**Listed entries**
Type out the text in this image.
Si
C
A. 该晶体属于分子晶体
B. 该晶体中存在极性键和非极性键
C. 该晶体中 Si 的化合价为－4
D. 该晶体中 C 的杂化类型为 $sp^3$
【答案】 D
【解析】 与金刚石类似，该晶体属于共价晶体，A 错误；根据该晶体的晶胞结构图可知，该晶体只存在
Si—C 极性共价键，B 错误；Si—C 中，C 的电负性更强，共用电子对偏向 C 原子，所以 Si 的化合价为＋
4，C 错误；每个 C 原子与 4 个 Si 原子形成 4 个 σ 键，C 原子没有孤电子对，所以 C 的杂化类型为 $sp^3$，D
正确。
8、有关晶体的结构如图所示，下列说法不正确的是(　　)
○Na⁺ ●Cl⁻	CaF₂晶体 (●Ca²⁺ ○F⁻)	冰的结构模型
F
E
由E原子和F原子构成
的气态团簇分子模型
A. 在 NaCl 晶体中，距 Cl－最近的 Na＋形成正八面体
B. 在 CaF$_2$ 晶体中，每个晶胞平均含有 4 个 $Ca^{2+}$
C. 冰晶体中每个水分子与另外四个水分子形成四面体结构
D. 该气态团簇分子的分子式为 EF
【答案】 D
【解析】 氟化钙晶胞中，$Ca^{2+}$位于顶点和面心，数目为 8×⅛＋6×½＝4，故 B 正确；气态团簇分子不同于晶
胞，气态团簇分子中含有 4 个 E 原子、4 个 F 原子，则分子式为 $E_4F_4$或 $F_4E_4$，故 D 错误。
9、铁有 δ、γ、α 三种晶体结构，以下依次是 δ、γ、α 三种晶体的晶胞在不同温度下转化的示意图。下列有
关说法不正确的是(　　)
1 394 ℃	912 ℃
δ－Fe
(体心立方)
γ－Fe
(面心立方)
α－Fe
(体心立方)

==

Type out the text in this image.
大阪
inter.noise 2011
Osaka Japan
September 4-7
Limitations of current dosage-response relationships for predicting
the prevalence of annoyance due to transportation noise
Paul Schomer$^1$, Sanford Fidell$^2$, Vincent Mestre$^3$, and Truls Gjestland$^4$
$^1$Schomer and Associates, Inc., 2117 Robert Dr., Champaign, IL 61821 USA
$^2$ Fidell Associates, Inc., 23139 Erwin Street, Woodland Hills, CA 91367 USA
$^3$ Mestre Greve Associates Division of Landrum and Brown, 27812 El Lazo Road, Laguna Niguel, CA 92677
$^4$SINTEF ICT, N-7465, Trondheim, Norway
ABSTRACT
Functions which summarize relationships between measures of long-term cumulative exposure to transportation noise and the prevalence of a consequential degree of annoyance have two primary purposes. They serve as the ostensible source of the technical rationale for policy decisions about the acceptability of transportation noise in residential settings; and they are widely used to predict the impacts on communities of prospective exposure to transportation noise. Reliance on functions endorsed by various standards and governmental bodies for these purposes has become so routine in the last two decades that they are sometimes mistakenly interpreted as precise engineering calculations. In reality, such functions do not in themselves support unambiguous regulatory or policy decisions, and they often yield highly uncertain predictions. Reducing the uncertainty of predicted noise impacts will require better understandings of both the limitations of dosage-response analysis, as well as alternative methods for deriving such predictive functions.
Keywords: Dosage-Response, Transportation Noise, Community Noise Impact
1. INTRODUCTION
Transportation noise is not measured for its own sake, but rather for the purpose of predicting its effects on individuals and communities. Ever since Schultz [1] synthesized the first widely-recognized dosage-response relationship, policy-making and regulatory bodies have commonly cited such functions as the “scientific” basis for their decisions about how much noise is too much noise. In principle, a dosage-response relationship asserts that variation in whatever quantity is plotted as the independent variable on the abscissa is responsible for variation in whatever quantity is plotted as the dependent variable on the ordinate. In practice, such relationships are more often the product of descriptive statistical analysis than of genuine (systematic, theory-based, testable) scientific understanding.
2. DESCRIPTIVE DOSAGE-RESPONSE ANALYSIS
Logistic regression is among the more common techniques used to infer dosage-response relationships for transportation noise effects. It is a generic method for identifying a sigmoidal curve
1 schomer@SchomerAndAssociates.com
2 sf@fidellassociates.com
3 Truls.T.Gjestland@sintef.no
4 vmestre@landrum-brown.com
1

**Work to do**
Find each line with the string "的化合价为" and copy it out.

**Response to the exercise**
C. 该晶体中 Si 的化合价为－4
Si—C 极性共价键，B 错误；Si—C 中，C 的电负性更强，共用电子对偏向 C 原子，所以 Si 的化合价为＋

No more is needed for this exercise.